◆ **Task to complete**
Render the following material again verbatim, leaving nothing out.

(Some records)
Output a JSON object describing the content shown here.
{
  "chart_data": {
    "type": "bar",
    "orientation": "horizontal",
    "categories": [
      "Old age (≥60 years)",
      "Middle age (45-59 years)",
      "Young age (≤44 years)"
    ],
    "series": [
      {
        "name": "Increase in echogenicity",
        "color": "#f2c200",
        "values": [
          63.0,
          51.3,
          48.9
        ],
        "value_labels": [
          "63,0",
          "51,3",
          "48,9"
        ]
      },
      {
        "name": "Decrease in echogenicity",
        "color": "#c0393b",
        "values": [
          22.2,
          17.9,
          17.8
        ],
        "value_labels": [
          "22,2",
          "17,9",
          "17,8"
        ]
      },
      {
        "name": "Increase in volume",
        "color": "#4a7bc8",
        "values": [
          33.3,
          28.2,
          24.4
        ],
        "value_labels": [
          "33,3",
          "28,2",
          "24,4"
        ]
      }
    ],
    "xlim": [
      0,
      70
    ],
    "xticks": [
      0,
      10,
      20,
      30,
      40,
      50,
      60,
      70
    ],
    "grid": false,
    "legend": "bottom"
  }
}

◆ **Response**
Output a JSON object describing the content shown here.
{
  "chart_data": {
    "type": "bar",
    "orientation": "horizontal",
    "categories": [
      "Old age (≥60 years)",
      "Middle age (45-59 years)",
      "Young age (≤44 years)"
    ],
    "series": [
      {
        "name": "Increase in echogenicity",
        "color": "#f2c200",
        "values": [
          63.0,
          51.3,
          48.9
        ],
        "value_labels": [
          "63,0",
          "51,3",
          "48,9"
        ]
      },
      {
        "name": "Decrease in echogenicity",
        "color": "#c0393b",
        "values": [
          22.2,
          17.9,
          17.8
        ],
        "value_labels": [
          "22,2",
          "17,9",
          "17,8"
        ]
      },
      {
        "name": "Increase in volume",
        "color": "#4a7bc8",
        "values": [
          33.3,
          28.2,
          24.4
        ],
        "value_labels": [
          "33,3",
          "28,2",
          "24,4"
        ]
      }
    ],
    "xlim": [
      0,
      70
    ],
    "xticks": [
      0,
      10,
      20,
      30,
      40,
      50,
      60,
      70
    ],
    "grid": false,
    "legend": "bottom"
  }
}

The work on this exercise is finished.